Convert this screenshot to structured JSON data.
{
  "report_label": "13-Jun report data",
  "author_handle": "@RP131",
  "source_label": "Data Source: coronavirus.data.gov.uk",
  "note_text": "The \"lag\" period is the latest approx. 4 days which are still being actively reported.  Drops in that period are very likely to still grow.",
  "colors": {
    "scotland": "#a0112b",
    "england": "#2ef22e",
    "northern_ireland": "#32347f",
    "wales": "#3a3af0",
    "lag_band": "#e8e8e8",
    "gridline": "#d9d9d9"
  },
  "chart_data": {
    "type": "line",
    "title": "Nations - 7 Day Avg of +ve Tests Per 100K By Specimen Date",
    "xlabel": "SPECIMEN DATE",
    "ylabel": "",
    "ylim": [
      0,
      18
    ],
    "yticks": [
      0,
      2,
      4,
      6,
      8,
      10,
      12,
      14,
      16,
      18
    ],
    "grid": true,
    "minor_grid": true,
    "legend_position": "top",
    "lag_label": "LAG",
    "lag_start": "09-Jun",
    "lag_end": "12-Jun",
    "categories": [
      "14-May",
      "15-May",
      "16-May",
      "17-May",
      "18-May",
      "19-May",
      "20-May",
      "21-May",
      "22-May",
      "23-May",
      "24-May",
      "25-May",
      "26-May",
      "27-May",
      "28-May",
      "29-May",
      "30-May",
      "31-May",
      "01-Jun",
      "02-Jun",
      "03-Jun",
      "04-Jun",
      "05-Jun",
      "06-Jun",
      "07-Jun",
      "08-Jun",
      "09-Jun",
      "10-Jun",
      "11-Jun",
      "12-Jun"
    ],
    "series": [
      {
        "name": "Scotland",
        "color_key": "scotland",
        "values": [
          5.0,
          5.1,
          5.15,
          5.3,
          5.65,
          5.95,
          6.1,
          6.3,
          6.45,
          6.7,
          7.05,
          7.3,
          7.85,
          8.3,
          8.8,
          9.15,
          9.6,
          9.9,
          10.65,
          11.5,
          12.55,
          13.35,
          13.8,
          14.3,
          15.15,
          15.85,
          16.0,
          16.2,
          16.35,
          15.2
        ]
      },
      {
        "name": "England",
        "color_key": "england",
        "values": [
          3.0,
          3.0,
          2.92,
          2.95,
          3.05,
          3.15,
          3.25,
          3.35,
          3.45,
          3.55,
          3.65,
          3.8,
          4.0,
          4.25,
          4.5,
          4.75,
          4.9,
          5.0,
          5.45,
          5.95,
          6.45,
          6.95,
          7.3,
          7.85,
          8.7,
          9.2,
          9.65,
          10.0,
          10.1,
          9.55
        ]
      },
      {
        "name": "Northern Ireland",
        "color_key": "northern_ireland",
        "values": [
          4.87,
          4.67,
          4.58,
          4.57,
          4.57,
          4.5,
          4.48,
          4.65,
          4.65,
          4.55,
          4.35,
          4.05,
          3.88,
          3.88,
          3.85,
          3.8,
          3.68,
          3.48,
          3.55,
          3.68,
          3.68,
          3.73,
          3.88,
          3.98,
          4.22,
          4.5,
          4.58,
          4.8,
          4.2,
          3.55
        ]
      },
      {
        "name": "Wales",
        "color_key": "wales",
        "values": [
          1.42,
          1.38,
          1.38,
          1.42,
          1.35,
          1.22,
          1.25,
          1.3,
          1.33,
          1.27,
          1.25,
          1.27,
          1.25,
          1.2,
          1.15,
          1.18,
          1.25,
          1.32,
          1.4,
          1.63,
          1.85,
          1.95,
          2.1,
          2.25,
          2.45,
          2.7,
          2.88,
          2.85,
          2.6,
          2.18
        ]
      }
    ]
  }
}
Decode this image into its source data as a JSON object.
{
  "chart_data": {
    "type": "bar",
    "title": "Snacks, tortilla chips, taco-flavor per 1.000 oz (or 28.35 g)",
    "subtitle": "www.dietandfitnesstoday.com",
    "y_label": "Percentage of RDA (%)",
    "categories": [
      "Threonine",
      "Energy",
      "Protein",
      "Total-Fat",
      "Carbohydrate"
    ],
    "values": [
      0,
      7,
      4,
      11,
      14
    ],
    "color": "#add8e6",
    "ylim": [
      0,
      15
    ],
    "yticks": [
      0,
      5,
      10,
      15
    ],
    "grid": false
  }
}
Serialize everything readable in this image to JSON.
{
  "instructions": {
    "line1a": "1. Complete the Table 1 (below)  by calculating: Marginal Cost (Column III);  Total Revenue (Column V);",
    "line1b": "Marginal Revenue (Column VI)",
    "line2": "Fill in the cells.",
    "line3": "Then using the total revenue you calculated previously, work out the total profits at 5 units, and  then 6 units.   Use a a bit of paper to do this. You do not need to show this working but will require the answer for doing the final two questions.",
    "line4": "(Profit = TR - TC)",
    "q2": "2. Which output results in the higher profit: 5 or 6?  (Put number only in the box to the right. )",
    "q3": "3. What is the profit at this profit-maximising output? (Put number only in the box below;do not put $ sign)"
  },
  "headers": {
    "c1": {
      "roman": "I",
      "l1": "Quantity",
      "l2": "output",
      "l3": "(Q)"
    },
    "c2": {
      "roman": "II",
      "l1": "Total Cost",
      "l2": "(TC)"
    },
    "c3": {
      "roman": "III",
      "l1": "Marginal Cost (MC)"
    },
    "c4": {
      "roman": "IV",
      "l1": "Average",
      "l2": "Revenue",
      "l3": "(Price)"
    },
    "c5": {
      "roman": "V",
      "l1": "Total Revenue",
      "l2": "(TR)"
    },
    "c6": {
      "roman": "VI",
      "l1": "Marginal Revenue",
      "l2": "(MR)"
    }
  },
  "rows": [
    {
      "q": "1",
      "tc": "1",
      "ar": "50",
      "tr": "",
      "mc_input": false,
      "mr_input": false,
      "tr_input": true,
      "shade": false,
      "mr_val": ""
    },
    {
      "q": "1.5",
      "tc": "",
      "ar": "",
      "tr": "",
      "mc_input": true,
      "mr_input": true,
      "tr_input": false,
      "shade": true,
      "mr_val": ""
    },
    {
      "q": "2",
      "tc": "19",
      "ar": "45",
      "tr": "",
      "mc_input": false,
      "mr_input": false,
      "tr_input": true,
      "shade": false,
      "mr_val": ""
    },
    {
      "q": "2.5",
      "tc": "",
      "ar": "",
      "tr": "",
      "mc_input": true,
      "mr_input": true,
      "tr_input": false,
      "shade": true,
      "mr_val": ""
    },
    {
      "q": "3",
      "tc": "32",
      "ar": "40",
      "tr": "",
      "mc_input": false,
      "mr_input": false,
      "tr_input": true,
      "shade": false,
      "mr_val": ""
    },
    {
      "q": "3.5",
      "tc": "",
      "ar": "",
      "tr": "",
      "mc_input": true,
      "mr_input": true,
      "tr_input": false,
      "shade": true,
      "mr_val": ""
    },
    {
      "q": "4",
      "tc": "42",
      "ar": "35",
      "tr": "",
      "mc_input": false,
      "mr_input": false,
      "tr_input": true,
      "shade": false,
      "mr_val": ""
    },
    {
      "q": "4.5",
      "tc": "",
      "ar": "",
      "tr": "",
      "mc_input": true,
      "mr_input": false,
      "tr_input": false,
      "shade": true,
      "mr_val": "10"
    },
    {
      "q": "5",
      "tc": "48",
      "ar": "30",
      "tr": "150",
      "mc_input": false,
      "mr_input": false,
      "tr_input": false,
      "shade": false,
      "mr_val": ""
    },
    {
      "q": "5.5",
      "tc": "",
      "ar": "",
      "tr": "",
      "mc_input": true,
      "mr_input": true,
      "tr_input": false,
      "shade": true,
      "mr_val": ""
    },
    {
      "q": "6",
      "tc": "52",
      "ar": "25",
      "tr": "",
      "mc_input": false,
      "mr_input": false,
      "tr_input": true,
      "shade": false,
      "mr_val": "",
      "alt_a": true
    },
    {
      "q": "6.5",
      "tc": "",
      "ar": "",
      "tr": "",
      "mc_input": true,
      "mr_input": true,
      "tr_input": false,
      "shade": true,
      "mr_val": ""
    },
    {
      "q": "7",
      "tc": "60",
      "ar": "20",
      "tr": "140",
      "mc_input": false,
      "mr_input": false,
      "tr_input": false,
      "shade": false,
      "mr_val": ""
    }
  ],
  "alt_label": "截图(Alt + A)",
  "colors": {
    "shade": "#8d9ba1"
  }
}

++++

EXERCISE DETAILS:
Would you please return all lines from the listing above that contain "Cost"?

WRITTEN REPLY:
    "line1a": "1. Complete the Table 1 (below)  by calculating: Marginal Cost (Column III);  Total Revenue (Column V);",
      "l1": "Total Cost",
      "l1": "Marginal Cost (MC)"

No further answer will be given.